__Exercise description__
Pull every line containing the word "Learning" from the records.

__Dataset records__
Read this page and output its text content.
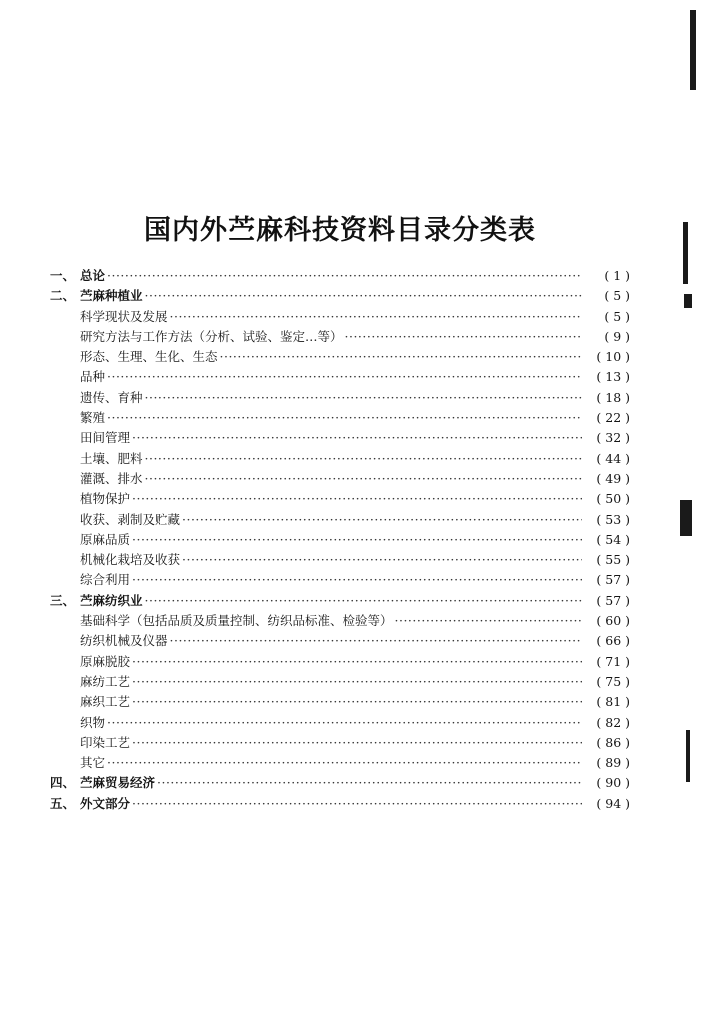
国内外苎麻科技资料目录分类表
一、 总论 ·····	( 1 )
二、 苎麻种植业 ·····	( 5 )
科学现状及发展 ·····	( 5 )
研究方法与工作方法（分析、试验、鉴定…等） ·····	( 9 )
形态、生理、生化、生态 ·····	( 10 )
品种 ·····	( 13 )
遗传、育种 ·····	( 18 )
繁殖 ·····	( 22 )
田间管理 ·····	( 32 )
土壤、肥料 ·····	( 44 )
灌溉、排水 ·····	( 49 )
植物保护 ·····	( 50 )
收获、剥制及贮藏 ·····	( 53 )
原麻品质 ·····	( 54 )
机械化栽培及收获 ·····	( 55 )
综合利用 ·····	( 57 )
三、 苎麻纺织业 ·····	( 57 )
基础科学（包括品质及质量控制、纺织品标准、检验等） ·····	( 60 )
纺织机械及仪器 ·····	( 66 )
原麻脱胶 ·····	( 71 )
麻纺工艺 ·····	( 75 )
麻织工艺 ·····	( 81 )
织物 ·····	( 82 )
印染工艺 ·····	( 86 )
其它 ·····	( 89 )
四、 苎麻贸易经济 ·····	( 90 )
五、 外文部分 ·····	( 94 )
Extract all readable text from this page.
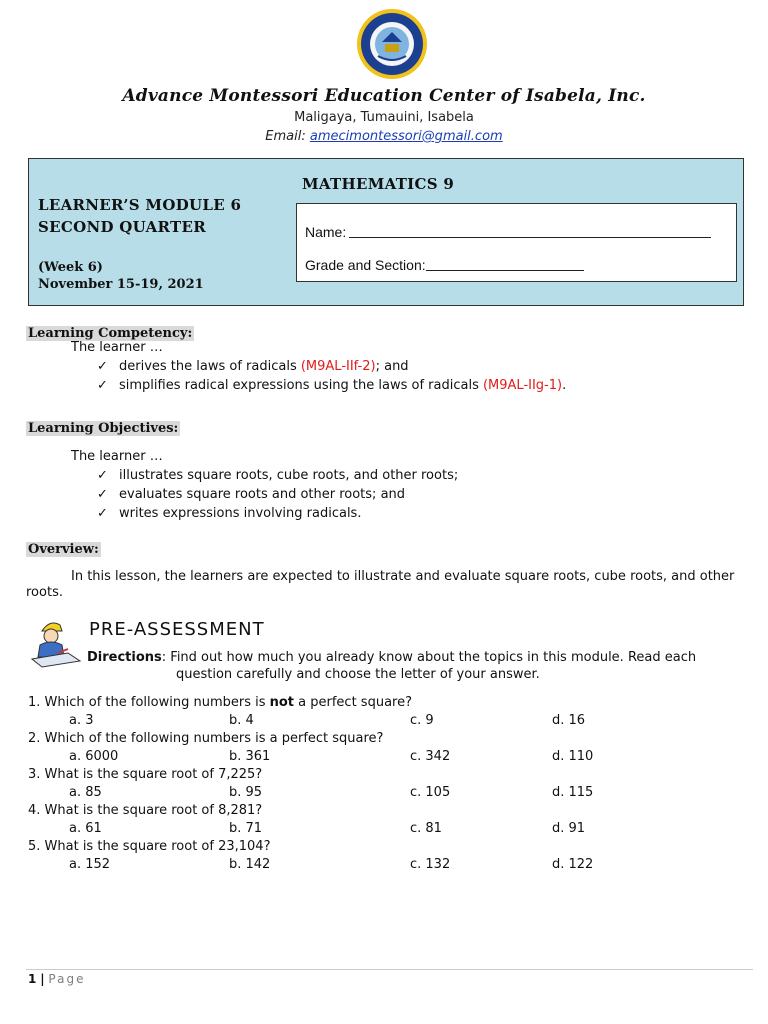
Advance Montessori Education Center of Isabela, Inc.
Maligaya, Tumauini, Isabela
Email: amecimontessori@gmail.com
LEARNER’S MODULE 6
SECOND QUARTER
(Week 6)
November 15-19, 2021
MATHEMATICS 9
Name:
Grade and Section:
Learning Competency:
The learner …
✓ derives the laws of radicals (M9AL-IIf-2); and
✓ simplifies radical expressions using the laws of radicals (M9AL-IIg-1).
Learning Objectives:
The learner …
✓ illustrates square roots, cube roots, and other roots;
✓ evaluates square roots and other roots; and
✓ writes expressions involving radicals.
Overview:
In this lesson, the learners are expected to illustrate and evaluate square roots, cube roots, and other
roots.
PRE-ASSESSMENT
Directions: Find out how much you already know about the topics in this module. Read each
question carefully and choose the letter of your answer.
1. Which of the following numbers is not a perfect square?
a. 3	b. 4	c. 9	d. 16
2. Which of the following numbers is a perfect square?
a. 6000	b. 361	c. 342	d. 110
3. What is the square root of 7,225?
a. 85	b. 95	c. 105	d. 115
4. What is the square root of 8,281?
a. 61	b. 71	c. 81	d. 91
5. What is the square root of 23,104?
a. 152	b. 142	c. 132	d. 122
1 | Page
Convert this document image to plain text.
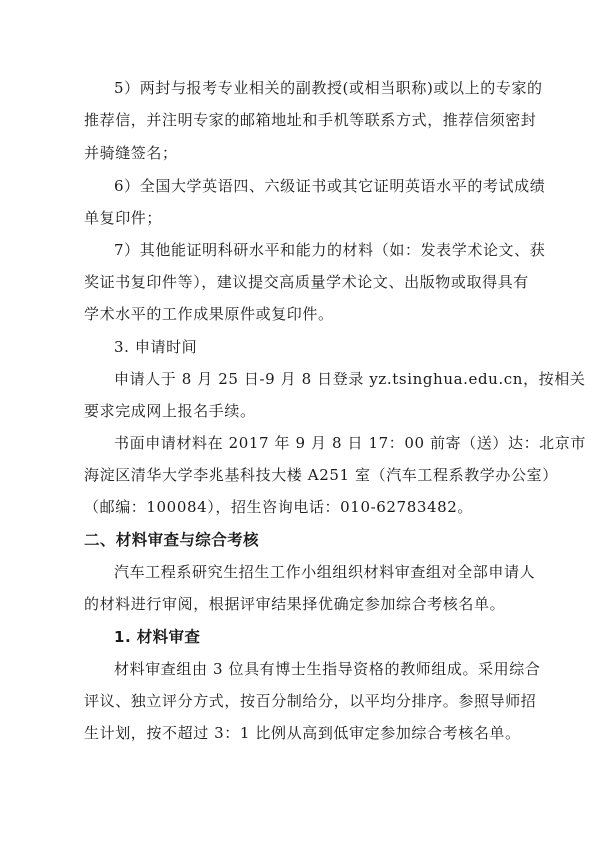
5）两封与报考专业相关的副教授(或相当职称)或以上的专家的
推荐信，并注明专家的邮箱地址和手机等联系方式，推荐信须密封
并骑缝签名；
6）全国大学英语四、六级证书或其它证明英语水平的考试成绩
单复印件；
7）其他能证明科研水平和能力的材料（如：发表学术论文、获
奖证书复印件等），建议提交高质量学术论文、出版物或取得具有
学术水平的工作成果原件或复印件。
3. 申请时间
申请人于 8 月 25 日-9 月 8 日登录 yz.tsinghua.edu.cn，按相关
要求完成网上报名手续。
书面申请材料在 2017 年 9 月 8 日 17：00 前寄（送）达：北京市
海淀区清华大学李兆基科技大楼 A251 室（汽车工程系教学办公室）
（邮编：100084），招生咨询电话：010-62783482。
二、材料审查与综合考核
汽车工程系研究生招生工作小组组织材料审查组对全部申请人
的材料进行审阅，根据评审结果择优确定参加综合考核名单。
1. 材料审查
材料审查组由 3 位具有博士生指导资格的教师组成。采用综合
评议、独立评分方式，按百分制给分，以平均分排序。参照导师招
生计划，按不超过 3：1 比例从高到低审定参加综合考核名单。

__Complete output__
Learning Competency:
Learning Objectives:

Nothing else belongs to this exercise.